EXERCISE DETAILS: All entries must be repeated exactly; do not include the pictures.

---

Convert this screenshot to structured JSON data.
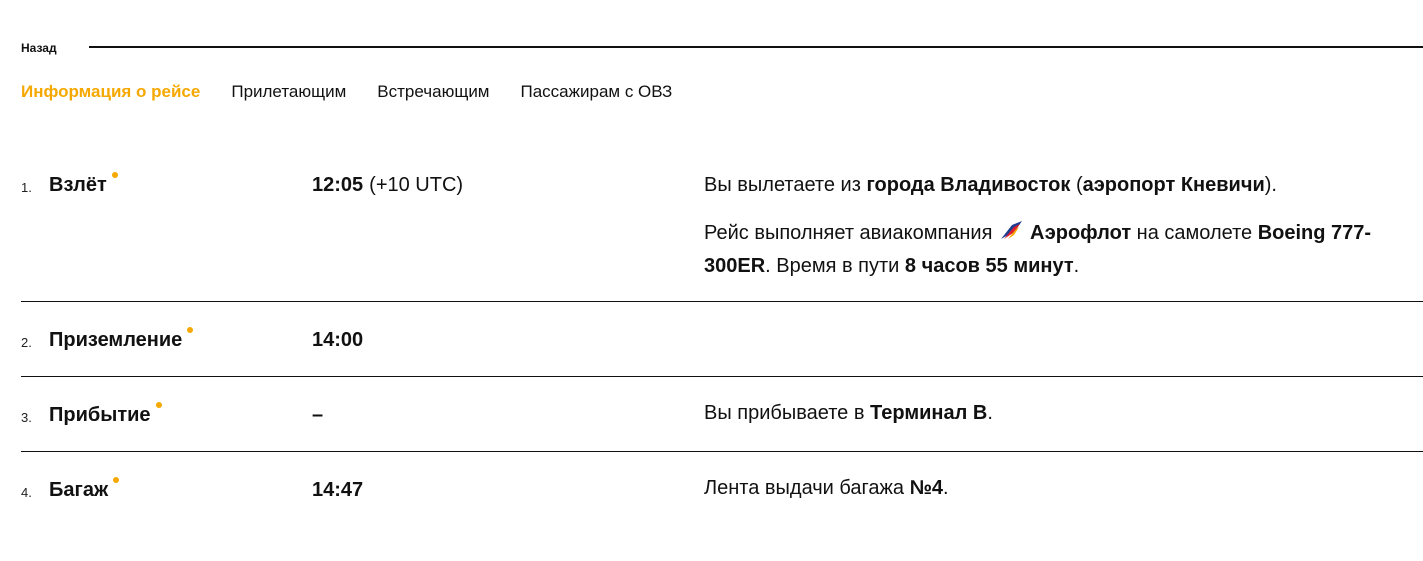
{
  "nav": {
    "back_label": "Назад"
  },
  "tabs": [
    {
      "label": "Информация о рейсе",
      "active": true
    },
    {
      "label": "Прилетающим",
      "active": false
    },
    {
      "label": "Встречающим",
      "active": false
    },
    {
      "label": "Пассажирам с ОВЗ",
      "active": false
    }
  ],
  "colors": {
    "accent": "#f5a800",
    "text": "#111111",
    "divider": "#111111"
  },
  "steps": [
    {
      "num": "1.",
      "title": "Взлёт",
      "time": "12:05",
      "tz": "(+10 UTC)",
      "info1": {
        "t1": "Вы вылетаете из ",
        "b1": "города Владивосток",
        "t2": " (",
        "b2": "аэропорт Кневичи",
        "t3": ")."
      },
      "info2": {
        "t1": "Рейс выполняет авиакомпания ",
        "airline_icon": "aeroflot-logo-icon",
        "b1": "Аэрофлот",
        "t2": " на самолете ",
        "b2": "Boeing 777-300ER",
        "t3": ". Время в пути ",
        "b3": "8 часов 55 минут",
        "t4": "."
      }
    },
    {
      "num": "2.",
      "title": "Приземление",
      "time": "14:00"
    },
    {
      "num": "3.",
      "title": "Прибытие",
      "time": "–",
      "info1": {
        "t1": "Вы прибываете в ",
        "b1": "Терминал B",
        "t2": "."
      }
    },
    {
      "num": "4.",
      "title": "Багаж",
      "time": "14:47",
      "info1": {
        "t1": "Лента выдачи багажа ",
        "b1": "№4",
        "t2": "."
      }
    }
  ]
}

---

REPLY:
Convert this screenshot to structured JSON data.
{
  "nav": {
    "back_label": "Назад"
  },
  "tabs": [
    {
      "label": "Информация о рейсе",
      "active": true
    },
    {
      "label": "Прилетающим",
      "active": false
    },
    {
      "label": "Встречающим",
      "active": false
    },
    {
      "label": "Пассажирам с ОВЗ",
      "active": false
    }
  ],
  "colors": {
    "accent": "#f5a800",
    "text": "#111111",
    "divider": "#111111"
  },
  "steps": [
    {
      "num": "1.",
      "title": "Взлёт",
      "time": "12:05",
      "tz": "(+10 UTC)",
      "info1": {
        "t1": "Вы вылетаете из ",
        "b1": "города Владивосток",
        "t2": " (",
        "b2": "аэропорт Кневичи",
        "t3": ")."
      },
      "info2": {
        "t1": "Рейс выполняет авиакомпания ",
        "airline_icon": "aeroflot-logo-icon",
        "b1": "Аэрофлот",
        "t2": " на самолете ",
        "b2": "Boeing 777-300ER",
        "t3": ". Время в пути ",
        "b3": "8 часов 55 минут",
        "t4": "."
      }
    },
    {
      "num": "2.",
      "title": "Приземление",
      "time": "14:00"
    },
    {
      "num": "3.",
      "title": "Прибытие",
      "time": "–",
      "info1": {
        "t1": "Вы прибываете в ",
        "b1": "Терминал B",
        "t2": "."
      }
    },
    {
      "num": "4.",
      "title": "Багаж",
      "time": "14:47",
      "info1": {
        "t1": "Лента выдачи багажа ",
        "b1": "№4",
        "t2": "."
      }
    }
  ]
}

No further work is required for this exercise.